* [EXERCISE OBJECTIVE]
Where does the string "this" appear? Copy every line of the entries below that holds it.

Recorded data
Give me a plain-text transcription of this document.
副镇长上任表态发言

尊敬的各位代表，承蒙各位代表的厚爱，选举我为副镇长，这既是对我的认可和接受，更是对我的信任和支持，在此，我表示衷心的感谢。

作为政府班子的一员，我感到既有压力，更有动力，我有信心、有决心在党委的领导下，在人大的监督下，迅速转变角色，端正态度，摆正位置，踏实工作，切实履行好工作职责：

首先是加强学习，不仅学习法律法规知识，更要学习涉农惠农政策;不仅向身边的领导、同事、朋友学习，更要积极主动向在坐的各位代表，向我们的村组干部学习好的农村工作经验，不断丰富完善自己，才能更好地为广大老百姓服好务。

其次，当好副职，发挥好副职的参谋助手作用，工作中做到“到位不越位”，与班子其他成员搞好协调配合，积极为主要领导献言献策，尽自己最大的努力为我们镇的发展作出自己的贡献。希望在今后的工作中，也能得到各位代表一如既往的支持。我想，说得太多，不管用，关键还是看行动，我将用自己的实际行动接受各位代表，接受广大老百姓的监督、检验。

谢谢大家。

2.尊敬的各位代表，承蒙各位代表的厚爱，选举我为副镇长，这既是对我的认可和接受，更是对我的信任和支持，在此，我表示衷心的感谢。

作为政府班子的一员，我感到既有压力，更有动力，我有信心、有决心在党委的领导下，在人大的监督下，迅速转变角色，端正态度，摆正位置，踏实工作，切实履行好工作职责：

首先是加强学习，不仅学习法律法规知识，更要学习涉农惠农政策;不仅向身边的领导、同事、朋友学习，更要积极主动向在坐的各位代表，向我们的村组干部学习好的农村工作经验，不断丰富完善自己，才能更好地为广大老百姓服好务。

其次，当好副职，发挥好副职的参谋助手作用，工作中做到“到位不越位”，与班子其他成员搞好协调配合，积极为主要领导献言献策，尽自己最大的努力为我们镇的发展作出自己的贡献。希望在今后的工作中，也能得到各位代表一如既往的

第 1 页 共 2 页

--

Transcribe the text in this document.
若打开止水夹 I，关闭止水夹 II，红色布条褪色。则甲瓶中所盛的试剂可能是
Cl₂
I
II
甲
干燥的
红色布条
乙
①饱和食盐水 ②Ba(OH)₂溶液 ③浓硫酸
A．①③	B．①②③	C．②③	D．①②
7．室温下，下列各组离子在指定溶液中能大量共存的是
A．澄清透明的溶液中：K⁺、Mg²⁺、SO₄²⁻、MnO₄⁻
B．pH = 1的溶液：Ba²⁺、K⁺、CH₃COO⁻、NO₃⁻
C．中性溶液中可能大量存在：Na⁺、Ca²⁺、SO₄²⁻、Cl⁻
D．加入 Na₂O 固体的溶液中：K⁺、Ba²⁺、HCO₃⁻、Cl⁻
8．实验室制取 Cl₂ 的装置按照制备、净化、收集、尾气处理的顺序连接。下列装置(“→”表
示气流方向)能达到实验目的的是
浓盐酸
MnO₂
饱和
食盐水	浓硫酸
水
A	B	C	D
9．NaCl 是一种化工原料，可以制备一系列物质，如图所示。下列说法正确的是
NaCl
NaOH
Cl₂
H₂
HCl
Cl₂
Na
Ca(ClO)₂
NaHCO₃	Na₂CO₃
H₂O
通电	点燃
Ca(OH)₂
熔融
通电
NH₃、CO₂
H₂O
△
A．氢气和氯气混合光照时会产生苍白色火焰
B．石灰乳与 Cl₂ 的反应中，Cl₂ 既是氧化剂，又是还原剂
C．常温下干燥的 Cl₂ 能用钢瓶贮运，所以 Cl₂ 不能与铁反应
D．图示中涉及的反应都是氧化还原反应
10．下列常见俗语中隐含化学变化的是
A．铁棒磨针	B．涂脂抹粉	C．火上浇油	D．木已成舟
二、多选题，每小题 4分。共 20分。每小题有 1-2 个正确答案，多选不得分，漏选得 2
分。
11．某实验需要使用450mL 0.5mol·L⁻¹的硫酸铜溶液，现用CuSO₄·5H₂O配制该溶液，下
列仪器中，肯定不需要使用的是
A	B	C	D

---

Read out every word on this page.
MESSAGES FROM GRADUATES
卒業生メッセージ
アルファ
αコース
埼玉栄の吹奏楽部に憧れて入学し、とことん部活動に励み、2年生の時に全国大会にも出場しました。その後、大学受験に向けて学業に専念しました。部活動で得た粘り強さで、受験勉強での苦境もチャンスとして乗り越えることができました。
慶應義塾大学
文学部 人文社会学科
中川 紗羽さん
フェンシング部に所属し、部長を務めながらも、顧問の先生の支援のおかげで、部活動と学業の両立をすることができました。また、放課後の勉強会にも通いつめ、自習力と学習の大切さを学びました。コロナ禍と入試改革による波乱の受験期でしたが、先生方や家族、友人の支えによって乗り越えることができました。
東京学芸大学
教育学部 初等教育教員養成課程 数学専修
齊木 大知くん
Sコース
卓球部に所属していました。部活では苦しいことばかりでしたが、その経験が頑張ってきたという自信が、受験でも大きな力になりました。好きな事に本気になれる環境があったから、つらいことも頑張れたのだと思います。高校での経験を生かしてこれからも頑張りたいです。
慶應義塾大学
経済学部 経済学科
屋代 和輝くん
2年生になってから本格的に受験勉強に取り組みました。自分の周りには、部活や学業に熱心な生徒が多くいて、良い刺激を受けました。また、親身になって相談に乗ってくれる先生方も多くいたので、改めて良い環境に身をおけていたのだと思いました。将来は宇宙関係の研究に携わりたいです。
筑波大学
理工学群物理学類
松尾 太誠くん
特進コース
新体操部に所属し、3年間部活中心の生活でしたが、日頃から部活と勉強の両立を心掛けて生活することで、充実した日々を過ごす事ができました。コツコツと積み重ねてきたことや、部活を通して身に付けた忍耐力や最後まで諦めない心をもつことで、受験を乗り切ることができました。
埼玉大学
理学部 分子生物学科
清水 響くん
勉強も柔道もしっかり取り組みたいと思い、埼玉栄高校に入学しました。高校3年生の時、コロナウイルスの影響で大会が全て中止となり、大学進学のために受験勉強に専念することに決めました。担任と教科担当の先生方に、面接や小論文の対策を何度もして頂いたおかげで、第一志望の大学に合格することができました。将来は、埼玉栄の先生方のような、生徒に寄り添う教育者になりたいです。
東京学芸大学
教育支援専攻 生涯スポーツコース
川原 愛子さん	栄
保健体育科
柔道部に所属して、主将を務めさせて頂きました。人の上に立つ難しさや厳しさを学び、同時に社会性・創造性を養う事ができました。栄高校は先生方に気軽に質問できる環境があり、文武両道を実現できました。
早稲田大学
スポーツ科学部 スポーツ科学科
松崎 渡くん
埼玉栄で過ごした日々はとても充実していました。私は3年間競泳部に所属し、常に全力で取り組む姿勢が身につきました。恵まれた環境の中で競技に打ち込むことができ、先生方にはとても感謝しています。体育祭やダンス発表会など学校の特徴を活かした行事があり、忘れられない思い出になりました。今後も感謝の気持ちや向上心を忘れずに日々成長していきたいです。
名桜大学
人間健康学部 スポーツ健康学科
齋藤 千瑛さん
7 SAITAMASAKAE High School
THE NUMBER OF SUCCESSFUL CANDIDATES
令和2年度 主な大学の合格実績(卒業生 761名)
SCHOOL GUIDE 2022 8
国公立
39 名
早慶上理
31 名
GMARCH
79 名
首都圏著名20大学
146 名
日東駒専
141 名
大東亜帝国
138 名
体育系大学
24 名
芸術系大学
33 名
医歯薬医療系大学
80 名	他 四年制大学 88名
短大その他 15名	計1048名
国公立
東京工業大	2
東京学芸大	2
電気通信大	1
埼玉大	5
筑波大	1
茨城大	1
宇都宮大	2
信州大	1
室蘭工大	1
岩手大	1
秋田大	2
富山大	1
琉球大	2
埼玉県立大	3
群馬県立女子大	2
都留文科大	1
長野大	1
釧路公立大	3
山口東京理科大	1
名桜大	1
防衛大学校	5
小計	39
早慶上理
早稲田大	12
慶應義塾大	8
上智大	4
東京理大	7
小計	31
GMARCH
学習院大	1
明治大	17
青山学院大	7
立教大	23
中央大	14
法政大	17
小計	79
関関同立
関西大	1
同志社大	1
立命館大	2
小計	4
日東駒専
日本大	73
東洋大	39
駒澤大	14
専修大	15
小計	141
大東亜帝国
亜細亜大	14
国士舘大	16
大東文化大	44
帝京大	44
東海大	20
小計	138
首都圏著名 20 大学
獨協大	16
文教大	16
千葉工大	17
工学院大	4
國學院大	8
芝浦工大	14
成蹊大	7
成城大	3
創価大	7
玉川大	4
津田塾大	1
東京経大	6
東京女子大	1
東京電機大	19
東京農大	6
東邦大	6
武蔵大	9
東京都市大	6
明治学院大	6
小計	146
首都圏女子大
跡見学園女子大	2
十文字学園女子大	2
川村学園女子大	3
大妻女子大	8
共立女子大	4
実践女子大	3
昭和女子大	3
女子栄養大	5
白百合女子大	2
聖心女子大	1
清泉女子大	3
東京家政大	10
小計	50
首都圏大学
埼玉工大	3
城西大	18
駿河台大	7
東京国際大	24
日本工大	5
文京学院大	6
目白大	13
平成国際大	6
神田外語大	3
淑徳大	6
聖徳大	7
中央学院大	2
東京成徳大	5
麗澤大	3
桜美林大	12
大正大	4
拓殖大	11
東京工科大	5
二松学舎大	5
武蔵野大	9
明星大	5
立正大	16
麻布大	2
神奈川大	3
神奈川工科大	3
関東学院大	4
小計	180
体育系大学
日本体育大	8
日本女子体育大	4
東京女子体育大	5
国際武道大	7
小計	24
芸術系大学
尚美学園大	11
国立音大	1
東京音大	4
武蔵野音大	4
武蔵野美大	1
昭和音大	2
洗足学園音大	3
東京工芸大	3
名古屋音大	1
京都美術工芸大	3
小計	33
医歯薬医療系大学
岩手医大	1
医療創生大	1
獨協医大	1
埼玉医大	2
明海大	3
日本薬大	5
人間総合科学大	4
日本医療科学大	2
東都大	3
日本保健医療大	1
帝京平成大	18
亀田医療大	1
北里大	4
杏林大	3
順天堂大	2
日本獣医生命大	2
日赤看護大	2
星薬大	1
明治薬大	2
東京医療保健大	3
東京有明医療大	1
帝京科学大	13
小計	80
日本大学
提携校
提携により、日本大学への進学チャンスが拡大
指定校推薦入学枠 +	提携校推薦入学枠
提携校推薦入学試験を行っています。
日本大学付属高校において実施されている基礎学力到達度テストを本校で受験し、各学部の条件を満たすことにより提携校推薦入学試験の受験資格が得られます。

* [ANSWER IN FULL]
Give me a plain-text transcription of this document.
Transcribe the text in this document.
Read out every word on this page.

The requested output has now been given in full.